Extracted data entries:
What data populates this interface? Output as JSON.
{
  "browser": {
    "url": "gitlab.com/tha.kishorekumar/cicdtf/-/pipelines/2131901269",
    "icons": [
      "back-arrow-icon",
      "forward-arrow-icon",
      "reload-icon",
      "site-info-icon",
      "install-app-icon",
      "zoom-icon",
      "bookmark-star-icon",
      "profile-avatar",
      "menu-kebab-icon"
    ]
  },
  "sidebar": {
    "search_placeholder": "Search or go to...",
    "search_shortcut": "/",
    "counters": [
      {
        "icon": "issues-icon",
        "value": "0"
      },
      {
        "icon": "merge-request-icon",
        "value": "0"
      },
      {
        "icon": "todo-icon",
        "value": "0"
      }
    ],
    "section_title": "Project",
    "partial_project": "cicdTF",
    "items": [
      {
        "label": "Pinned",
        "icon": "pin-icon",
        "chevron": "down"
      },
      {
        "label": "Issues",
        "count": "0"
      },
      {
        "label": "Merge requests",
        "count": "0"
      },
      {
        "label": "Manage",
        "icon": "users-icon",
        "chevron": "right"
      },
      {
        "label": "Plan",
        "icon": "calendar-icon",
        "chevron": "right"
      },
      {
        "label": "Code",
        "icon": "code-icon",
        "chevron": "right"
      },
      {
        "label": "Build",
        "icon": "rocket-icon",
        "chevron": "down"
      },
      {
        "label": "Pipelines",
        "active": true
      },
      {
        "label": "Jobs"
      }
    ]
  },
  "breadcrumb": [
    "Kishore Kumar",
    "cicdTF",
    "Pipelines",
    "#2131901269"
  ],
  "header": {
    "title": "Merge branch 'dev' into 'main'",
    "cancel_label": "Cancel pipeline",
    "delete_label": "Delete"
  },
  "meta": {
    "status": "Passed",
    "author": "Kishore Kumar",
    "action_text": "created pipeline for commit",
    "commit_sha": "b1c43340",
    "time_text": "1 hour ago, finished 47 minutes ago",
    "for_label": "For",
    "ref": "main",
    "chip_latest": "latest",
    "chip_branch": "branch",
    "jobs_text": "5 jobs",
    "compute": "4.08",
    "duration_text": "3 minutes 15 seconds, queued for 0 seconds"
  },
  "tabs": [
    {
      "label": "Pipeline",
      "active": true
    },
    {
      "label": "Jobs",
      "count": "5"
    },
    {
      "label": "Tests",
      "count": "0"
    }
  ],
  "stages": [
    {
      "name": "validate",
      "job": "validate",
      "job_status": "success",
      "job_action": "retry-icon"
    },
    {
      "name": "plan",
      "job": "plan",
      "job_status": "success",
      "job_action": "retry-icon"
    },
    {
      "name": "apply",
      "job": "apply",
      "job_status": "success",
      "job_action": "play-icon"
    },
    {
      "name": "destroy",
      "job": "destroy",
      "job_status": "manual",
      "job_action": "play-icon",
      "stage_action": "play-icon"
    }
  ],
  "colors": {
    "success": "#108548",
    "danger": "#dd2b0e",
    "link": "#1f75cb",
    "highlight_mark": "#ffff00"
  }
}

**OBJECTIVE**
Would you write down every record again, exactly?

**REPLY**
What data populates this interface? Output as JSON.
{
  "browser": {
    "url": "gitlab.com/tha.kishorekumar/cicdtf/-/pipelines/2131901269",
    "icons": [
      "back-arrow-icon",
      "forward-arrow-icon",
      "reload-icon",
      "site-info-icon",
      "install-app-icon",
      "zoom-icon",
      "bookmark-star-icon",
      "profile-avatar",
      "menu-kebab-icon"
    ]
  },
  "sidebar": {
    "search_placeholder": "Search or go to...",
    "search_shortcut": "/",
    "counters": [
      {
        "icon": "issues-icon",
        "value": "0"
      },
      {
        "icon": "merge-request-icon",
        "value": "0"
      },
      {
        "icon": "todo-icon",
        "value": "0"
      }
    ],
    "section_title": "Project",
    "partial_project": "cicdTF",
    "items": [
      {
        "label": "Pinned",
        "icon": "pin-icon",
        "chevron": "down"
      },
      {
        "label": "Issues",
        "count": "0"
      },
      {
        "label": "Merge requests",
        "count": "0"
      },
      {
        "label": "Manage",
        "icon": "users-icon",
        "chevron": "right"
      },
      {
        "label": "Plan",
        "icon": "calendar-icon",
        "chevron": "right"
      },
      {
        "label": "Code",
        "icon": "code-icon",
        "chevron": "right"
      },
      {
        "label": "Build",
        "icon": "rocket-icon",
        "chevron": "down"
      },
      {
        "label": "Pipelines",
        "active": true
      },
      {
        "label": "Jobs"
      }
    ]
  },
  "breadcrumb": [
    "Kishore Kumar",
    "cicdTF",
    "Pipelines",
    "#2131901269"
  ],
  "header": {
    "title": "Merge branch 'dev' into 'main'",
    "cancel_label": "Cancel pipeline",
    "delete_label": "Delete"
  },
  "meta": {
    "status": "Passed",
    "author": "Kishore Kumar",
    "action_text": "created pipeline for commit",
    "commit_sha": "b1c43340",
    "time_text": "1 hour ago, finished 47 minutes ago",
    "for_label": "For",
    "ref": "main",
    "chip_latest": "latest",
    "chip_branch": "branch",
    "jobs_text": "5 jobs",
    "compute": "4.08",
    "duration_text": "3 minutes 15 seconds, queued for 0 seconds"
  },
  "tabs": [
    {
      "label": "Pipeline",
      "active": true
    },
    {
      "label": "Jobs",
      "count": "5"
    },
    {
      "label": "Tests",
      "count": "0"
    }
  ],
  "stages": [
    {
      "name": "validate",
      "job": "validate",
      "job_status": "success",
      "job_action": "retry-icon"
    },
    {
      "name": "plan",
      "job": "plan",
      "job_status": "success",
      "job_action": "retry-icon"
    },
    {
      "name": "apply",
      "job": "apply",
      "job_status": "success",
      "job_action": "play-icon"
    },
    {
      "name": "destroy",
      "job": "destroy",
      "job_status": "manual",
      "job_action": "play-icon",
      "stage_action": "play-icon"
    }
  ],
  "colors": {
    "success": "#108548",
    "danger": "#dd2b0e",
    "link": "#1f75cb",
    "highlight_mark": "#ffff00"
  }
}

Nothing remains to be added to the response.